◆ **PROBLEM DESCRIPTION**
State, as a single number, how many lines in the data below contain "rent".

(Items from a data source)
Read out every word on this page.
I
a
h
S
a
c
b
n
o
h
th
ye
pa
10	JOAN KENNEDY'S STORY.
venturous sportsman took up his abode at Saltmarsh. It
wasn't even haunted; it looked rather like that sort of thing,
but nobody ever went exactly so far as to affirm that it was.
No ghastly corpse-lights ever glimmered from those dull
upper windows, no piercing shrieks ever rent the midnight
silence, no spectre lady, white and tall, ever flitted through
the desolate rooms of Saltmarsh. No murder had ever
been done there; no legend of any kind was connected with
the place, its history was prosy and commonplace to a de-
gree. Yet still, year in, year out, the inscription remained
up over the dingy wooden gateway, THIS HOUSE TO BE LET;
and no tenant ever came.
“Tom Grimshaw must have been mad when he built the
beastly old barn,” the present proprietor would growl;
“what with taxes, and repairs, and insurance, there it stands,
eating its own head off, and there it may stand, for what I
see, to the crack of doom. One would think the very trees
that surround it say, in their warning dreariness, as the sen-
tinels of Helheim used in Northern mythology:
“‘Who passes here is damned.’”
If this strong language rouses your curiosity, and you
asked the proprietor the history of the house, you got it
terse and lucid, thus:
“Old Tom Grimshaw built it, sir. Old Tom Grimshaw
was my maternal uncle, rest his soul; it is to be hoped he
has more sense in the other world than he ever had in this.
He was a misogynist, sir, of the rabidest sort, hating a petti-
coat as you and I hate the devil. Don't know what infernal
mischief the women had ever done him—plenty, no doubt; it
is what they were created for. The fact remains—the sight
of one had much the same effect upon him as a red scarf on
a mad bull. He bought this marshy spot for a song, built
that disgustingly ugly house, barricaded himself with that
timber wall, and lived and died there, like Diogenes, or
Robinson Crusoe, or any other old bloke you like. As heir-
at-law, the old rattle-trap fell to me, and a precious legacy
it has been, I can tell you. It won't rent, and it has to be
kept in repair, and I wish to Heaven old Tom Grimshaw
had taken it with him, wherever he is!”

◆ **ANSWER FOR THE TASK**
2